Items from a figure collection
-.-.-

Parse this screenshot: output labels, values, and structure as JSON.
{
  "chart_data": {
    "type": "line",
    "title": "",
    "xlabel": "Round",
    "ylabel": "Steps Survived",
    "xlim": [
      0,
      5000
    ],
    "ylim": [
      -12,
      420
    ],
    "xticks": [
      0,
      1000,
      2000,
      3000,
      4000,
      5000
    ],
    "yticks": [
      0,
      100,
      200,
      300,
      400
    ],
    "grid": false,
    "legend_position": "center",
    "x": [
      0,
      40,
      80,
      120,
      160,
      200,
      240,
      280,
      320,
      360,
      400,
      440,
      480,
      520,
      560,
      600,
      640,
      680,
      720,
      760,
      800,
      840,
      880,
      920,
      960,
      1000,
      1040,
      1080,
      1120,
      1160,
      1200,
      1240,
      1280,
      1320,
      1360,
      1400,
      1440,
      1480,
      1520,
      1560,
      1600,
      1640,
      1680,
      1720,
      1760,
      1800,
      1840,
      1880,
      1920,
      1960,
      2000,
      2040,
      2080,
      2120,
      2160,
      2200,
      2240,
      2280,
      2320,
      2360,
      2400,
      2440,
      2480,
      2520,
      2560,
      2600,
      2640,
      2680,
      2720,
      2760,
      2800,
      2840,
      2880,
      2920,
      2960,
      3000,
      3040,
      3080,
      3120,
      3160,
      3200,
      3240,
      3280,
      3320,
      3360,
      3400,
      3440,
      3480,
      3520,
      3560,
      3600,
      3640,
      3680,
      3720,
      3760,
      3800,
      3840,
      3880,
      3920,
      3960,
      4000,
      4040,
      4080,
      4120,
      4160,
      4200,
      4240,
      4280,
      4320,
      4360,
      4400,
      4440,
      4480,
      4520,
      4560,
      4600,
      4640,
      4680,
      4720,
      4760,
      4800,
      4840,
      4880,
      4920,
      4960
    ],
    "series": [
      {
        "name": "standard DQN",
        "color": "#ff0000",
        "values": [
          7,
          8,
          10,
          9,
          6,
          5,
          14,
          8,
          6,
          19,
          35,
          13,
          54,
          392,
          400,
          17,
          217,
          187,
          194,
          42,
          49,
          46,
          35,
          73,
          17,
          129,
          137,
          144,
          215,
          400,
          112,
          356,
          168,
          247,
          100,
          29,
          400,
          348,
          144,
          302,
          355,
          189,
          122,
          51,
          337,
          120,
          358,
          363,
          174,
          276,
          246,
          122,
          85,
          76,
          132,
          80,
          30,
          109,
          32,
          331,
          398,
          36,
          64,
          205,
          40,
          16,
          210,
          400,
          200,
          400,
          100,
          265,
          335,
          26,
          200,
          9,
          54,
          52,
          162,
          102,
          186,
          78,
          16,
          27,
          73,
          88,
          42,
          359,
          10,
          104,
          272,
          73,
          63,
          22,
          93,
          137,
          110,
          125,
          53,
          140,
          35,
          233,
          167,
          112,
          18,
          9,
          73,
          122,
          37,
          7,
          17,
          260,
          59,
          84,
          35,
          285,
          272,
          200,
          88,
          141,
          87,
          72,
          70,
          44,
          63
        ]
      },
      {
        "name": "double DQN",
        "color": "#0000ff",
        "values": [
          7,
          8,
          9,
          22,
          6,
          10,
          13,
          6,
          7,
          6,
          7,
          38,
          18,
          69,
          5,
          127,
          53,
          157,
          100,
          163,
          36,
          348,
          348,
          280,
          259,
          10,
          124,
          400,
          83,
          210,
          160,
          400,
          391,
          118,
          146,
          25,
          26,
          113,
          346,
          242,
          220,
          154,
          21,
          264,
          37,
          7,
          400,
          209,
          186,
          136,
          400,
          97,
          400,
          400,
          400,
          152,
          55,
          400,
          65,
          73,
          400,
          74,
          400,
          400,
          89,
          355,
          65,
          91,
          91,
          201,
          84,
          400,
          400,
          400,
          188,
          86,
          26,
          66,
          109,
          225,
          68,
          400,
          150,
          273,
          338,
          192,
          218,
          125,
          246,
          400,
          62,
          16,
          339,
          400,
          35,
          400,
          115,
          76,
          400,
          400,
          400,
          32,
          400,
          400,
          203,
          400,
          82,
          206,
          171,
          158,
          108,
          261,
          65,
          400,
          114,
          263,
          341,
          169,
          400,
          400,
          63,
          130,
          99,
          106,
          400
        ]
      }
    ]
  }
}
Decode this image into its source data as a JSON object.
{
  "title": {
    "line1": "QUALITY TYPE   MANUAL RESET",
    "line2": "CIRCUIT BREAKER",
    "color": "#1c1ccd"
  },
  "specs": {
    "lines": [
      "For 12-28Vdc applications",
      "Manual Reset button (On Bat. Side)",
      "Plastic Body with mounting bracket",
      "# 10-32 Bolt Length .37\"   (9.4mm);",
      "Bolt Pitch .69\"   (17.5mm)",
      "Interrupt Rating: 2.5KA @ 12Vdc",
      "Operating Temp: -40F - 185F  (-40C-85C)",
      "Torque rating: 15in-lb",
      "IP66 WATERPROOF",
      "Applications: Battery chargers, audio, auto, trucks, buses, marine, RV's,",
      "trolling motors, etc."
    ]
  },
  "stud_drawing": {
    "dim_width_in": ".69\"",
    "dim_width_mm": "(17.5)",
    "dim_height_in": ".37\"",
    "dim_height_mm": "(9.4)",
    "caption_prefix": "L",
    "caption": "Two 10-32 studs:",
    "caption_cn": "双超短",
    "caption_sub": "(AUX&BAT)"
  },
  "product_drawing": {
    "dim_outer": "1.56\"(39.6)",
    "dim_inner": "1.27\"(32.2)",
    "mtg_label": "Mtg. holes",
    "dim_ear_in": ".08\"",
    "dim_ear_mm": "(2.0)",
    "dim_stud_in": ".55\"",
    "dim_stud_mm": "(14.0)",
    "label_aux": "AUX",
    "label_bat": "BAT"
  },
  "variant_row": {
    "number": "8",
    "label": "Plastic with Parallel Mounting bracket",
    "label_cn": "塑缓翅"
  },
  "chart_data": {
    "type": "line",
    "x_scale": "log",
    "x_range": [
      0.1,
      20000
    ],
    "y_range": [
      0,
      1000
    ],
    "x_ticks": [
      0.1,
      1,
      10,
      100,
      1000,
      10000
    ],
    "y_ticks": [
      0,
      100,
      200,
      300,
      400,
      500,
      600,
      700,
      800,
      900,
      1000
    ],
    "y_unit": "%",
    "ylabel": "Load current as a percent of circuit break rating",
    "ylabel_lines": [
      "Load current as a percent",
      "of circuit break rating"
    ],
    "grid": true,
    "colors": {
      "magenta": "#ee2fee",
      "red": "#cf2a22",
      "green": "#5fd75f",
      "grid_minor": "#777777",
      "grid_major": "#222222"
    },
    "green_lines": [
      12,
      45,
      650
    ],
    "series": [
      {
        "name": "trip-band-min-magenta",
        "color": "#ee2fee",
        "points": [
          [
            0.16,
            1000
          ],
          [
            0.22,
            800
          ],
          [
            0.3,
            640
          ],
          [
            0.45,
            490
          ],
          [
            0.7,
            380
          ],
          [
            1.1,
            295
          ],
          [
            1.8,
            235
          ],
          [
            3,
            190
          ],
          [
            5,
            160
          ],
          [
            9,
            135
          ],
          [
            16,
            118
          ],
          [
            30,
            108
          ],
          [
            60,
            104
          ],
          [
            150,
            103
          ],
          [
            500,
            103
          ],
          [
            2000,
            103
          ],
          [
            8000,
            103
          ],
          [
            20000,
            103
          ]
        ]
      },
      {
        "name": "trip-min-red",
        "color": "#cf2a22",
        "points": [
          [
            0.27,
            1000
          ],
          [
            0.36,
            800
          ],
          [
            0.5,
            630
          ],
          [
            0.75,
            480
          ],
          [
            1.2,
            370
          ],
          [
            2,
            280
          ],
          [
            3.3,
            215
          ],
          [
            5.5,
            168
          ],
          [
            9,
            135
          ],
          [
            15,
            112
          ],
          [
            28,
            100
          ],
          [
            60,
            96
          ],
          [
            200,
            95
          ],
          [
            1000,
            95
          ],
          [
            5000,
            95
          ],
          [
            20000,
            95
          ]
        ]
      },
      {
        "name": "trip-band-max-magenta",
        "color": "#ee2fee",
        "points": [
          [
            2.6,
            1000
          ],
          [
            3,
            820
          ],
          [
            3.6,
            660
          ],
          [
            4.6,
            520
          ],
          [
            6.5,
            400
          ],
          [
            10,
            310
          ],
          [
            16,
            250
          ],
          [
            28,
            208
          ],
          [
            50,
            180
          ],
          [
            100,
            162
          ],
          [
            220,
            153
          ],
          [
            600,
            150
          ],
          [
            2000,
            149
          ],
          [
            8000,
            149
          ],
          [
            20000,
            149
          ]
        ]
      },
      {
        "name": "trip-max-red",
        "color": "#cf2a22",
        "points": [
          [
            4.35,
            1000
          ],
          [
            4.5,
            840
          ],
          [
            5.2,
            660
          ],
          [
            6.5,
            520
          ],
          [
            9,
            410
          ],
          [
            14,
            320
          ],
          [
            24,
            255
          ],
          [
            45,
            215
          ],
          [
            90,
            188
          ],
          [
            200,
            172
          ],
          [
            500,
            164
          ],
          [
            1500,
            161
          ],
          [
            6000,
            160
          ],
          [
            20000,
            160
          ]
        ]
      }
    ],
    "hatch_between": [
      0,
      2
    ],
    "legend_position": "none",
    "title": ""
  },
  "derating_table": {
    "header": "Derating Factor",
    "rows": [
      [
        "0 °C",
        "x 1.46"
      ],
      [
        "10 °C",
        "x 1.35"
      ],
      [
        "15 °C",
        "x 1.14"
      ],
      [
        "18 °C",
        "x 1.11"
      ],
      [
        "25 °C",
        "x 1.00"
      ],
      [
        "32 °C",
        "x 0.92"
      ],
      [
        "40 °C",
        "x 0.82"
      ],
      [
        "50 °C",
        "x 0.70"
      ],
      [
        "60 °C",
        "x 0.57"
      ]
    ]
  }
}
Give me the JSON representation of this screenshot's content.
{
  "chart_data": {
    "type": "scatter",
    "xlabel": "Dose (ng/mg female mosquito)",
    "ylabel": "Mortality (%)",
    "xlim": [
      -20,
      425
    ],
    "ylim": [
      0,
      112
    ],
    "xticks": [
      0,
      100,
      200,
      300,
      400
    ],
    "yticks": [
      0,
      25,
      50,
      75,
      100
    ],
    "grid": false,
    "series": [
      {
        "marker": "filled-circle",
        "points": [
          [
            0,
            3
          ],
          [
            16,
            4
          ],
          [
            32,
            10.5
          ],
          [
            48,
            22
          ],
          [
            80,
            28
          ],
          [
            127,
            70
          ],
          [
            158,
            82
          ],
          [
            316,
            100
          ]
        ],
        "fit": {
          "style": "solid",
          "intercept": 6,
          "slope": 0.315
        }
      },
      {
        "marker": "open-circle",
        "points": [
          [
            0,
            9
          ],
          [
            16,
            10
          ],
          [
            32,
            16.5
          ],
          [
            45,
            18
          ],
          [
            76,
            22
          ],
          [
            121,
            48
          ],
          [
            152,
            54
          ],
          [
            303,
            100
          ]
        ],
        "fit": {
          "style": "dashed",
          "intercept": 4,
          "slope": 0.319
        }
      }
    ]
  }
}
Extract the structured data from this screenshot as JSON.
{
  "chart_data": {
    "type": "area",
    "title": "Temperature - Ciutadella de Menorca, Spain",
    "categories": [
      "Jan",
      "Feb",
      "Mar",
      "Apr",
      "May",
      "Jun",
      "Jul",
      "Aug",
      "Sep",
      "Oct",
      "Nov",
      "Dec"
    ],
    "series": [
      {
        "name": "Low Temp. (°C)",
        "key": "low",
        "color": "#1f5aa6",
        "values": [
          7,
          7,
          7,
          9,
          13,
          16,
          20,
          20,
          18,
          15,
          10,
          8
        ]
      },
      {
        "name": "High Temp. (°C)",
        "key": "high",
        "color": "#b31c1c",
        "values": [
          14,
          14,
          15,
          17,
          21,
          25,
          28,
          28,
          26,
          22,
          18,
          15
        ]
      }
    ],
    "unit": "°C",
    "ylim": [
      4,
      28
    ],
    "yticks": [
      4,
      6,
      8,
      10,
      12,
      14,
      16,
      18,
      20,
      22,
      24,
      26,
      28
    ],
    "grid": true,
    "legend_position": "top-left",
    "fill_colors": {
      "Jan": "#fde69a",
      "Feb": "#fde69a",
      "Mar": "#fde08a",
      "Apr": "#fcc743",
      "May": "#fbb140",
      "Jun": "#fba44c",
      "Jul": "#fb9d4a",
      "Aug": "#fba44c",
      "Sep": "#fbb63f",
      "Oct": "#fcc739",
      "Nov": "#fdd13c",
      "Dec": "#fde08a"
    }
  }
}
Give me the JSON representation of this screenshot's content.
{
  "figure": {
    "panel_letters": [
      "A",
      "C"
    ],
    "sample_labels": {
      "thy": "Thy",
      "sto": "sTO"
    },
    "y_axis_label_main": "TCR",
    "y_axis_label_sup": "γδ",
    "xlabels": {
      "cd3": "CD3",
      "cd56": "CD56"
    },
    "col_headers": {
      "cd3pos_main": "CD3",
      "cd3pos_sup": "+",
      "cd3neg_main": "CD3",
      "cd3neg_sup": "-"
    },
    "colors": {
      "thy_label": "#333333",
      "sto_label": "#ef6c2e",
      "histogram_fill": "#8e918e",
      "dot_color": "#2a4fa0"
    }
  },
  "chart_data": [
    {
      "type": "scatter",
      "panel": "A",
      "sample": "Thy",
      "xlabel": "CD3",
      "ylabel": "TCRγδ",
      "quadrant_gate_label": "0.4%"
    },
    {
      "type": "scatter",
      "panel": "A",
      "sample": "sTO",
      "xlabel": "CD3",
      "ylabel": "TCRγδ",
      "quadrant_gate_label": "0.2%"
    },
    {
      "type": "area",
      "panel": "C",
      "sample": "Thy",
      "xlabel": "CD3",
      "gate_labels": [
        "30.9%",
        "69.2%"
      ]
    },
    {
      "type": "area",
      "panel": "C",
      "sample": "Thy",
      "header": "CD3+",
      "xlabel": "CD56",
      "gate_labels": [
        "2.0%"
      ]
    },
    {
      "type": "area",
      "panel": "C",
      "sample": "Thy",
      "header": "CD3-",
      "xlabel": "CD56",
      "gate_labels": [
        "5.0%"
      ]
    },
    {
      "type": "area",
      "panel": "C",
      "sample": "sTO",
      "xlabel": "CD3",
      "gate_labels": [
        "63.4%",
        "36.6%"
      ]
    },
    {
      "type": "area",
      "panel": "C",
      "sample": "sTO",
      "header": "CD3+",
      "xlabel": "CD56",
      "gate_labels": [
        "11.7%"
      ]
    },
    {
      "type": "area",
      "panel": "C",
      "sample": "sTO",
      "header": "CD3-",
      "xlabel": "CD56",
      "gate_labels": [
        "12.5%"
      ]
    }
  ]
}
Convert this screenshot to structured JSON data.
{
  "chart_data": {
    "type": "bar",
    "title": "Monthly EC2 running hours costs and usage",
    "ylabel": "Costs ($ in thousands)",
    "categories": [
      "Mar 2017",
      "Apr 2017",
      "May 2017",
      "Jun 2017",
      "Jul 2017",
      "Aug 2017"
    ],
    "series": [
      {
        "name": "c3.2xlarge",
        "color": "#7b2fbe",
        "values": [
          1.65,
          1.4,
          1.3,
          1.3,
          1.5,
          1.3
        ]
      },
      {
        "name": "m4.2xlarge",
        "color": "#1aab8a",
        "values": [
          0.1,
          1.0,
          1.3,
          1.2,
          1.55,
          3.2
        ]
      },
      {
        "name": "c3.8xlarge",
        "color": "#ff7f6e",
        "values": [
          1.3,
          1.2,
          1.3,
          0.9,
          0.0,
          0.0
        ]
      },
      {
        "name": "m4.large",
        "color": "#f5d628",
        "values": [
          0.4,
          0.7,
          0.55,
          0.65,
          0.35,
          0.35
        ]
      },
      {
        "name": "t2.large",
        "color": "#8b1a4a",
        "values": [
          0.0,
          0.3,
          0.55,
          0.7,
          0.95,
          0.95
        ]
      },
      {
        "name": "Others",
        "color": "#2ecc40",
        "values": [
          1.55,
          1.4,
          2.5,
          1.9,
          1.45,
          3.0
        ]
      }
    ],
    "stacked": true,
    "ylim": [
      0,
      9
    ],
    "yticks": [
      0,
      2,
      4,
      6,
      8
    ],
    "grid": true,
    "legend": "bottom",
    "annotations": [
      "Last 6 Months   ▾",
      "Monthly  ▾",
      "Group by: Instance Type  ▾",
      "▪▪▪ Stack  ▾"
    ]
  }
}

-.-.-

- _Set task_
Every line holding "Bolt" should be copied out.

- _In response_
      "# 10-32 Bolt Length .37\"   (9.4mm);",
      "Bolt Pitch .69\"   (17.5mm)",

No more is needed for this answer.